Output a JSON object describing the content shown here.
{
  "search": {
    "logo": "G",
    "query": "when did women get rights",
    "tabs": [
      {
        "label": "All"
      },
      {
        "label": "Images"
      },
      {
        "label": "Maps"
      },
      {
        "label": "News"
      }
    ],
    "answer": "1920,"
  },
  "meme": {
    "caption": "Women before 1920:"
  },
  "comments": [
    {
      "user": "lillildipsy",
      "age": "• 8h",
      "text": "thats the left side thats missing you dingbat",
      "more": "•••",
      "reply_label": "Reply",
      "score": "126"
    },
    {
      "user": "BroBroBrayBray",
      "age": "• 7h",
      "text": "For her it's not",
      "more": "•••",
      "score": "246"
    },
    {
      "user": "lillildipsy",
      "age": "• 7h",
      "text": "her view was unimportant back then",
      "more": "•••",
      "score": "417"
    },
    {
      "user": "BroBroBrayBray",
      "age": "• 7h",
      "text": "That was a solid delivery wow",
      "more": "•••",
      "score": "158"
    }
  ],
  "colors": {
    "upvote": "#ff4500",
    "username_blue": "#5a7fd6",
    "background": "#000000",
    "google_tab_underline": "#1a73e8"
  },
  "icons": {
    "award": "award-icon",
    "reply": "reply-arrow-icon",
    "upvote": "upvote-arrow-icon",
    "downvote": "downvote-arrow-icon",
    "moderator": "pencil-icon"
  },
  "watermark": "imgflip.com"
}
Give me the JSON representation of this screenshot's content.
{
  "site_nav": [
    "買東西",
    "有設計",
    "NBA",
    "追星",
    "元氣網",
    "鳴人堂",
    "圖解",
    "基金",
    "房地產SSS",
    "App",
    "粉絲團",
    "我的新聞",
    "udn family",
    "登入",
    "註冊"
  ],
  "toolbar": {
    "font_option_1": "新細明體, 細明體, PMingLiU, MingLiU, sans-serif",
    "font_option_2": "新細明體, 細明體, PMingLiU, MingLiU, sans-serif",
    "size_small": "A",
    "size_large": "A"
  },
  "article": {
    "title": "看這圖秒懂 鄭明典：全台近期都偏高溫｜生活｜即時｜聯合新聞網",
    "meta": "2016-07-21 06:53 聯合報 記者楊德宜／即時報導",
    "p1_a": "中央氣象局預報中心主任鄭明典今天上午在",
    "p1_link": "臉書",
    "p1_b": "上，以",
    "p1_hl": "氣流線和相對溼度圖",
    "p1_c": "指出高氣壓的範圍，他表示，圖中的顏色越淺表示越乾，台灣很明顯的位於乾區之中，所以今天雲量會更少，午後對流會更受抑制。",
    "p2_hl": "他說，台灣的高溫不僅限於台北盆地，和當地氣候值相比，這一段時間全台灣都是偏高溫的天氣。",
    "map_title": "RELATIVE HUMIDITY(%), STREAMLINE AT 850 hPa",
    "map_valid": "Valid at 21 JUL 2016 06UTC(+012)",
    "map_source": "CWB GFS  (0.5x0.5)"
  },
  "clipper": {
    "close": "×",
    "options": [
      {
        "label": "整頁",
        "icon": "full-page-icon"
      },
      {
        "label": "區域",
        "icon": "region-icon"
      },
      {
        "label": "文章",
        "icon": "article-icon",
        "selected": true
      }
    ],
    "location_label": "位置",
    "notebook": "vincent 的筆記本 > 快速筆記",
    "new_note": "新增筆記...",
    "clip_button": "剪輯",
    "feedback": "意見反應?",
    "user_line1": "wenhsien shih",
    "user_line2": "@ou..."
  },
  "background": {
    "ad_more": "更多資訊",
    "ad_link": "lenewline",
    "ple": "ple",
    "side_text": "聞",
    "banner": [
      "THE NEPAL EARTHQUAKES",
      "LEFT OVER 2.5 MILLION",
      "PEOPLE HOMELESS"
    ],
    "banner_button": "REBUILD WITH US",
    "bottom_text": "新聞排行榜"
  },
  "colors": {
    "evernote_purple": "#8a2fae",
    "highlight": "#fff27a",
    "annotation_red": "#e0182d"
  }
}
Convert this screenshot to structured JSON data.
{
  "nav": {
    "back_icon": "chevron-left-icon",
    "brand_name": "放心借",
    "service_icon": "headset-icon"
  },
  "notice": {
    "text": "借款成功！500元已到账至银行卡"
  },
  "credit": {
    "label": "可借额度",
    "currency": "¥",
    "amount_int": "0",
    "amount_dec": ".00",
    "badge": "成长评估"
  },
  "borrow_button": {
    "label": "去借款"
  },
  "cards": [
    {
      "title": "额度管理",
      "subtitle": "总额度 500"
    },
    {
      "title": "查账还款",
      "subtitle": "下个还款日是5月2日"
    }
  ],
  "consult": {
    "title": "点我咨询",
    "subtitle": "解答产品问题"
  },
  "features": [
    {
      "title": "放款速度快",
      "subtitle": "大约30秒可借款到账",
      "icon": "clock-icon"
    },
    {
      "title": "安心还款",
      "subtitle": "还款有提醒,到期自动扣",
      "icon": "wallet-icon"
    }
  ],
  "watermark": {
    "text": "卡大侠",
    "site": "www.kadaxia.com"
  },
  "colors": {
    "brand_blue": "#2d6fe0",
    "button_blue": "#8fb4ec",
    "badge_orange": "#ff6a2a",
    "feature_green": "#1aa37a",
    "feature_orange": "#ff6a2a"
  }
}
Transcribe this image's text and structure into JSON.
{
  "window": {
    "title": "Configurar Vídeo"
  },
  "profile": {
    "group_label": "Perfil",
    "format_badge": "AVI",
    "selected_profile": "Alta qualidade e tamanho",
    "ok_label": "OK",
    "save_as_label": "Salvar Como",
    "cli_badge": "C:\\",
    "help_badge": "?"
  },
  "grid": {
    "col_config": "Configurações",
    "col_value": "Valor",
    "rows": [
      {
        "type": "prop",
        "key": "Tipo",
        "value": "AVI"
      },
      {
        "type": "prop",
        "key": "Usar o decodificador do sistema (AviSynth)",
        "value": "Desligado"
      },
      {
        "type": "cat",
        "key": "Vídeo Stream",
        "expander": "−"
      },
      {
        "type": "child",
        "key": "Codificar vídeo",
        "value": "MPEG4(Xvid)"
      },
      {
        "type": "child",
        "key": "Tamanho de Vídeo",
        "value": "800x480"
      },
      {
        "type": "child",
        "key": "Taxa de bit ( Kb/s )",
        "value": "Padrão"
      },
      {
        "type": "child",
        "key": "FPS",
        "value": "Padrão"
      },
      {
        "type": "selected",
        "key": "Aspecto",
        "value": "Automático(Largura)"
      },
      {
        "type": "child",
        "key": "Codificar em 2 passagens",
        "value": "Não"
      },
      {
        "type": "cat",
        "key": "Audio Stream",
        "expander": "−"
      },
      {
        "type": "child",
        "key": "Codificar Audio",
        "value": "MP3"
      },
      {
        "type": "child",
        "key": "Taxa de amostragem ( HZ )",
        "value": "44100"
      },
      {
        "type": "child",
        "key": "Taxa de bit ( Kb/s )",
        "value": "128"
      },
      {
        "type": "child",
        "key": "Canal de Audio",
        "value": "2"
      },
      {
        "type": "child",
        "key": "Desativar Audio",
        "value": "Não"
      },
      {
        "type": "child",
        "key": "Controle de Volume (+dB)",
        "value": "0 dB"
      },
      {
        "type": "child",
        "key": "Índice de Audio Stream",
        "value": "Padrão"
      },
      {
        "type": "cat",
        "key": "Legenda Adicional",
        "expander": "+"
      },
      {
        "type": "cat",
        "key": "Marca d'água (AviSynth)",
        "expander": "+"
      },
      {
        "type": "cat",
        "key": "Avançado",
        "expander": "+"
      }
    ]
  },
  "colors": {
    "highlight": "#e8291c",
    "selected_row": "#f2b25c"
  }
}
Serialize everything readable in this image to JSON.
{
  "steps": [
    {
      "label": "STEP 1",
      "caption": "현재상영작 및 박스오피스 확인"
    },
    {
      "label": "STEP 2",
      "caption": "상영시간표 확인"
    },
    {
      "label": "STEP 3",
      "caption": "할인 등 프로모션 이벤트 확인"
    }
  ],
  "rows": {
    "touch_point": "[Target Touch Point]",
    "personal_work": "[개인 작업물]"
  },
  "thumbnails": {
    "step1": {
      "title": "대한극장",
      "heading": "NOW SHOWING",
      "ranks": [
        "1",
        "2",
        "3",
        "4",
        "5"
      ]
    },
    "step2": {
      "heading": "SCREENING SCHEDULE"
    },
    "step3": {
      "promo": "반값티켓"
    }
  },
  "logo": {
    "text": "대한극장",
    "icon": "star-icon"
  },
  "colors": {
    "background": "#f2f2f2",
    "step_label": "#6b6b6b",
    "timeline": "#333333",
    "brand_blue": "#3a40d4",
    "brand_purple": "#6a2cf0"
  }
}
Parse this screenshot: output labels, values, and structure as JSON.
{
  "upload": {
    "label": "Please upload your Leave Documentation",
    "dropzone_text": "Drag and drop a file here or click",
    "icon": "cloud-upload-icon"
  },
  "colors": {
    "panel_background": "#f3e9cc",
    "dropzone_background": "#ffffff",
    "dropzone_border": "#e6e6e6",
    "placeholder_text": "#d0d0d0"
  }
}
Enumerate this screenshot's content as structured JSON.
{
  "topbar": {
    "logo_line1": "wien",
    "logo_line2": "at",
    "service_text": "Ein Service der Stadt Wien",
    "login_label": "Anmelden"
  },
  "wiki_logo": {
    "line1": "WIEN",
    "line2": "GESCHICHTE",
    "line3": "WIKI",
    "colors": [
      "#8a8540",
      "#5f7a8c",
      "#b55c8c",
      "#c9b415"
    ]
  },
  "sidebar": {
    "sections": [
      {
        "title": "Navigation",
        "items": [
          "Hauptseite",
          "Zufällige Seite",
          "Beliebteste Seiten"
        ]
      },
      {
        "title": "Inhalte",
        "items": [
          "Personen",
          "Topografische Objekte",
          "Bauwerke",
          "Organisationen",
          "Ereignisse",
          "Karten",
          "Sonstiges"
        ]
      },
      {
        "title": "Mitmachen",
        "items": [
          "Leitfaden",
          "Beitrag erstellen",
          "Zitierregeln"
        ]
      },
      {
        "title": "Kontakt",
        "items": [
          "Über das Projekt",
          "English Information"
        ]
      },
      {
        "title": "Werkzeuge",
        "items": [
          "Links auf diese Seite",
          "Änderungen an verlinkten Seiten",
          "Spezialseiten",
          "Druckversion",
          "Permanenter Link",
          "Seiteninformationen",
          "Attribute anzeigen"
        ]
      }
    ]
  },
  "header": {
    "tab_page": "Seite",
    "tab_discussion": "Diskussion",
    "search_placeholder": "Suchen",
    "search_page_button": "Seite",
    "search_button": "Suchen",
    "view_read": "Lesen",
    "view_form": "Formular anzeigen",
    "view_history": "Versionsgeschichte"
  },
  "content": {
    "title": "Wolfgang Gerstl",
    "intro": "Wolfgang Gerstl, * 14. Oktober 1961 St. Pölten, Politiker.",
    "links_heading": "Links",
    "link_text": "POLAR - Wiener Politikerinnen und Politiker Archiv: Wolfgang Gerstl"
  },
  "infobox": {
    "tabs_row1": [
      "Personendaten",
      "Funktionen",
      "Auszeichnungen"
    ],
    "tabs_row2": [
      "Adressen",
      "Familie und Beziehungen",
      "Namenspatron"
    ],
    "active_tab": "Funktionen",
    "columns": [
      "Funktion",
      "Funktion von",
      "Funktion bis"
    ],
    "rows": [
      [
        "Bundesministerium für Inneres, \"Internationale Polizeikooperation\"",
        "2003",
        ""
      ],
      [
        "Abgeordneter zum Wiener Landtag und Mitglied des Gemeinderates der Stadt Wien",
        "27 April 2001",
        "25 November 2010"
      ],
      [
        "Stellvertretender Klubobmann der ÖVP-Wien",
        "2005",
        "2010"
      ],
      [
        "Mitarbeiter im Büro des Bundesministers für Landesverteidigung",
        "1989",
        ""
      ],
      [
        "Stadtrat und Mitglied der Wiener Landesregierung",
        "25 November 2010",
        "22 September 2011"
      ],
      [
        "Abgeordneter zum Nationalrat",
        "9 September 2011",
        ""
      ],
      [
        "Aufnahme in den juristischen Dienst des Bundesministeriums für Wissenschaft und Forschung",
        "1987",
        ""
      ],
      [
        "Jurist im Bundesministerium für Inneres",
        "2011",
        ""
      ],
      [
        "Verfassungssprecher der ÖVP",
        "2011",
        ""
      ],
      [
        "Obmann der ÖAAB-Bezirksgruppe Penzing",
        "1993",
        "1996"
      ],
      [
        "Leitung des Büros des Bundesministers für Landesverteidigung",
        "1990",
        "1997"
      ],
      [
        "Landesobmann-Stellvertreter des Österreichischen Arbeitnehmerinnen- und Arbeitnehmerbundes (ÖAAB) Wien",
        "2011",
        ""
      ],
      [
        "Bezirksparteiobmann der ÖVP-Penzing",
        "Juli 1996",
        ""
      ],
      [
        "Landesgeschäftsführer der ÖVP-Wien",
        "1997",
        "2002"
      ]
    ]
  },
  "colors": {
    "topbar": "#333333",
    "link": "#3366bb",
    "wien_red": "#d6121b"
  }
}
---*---
### Requirements:
Your answer should be a single number: how many lines in the data above include "arrow"?

### Task answer:
3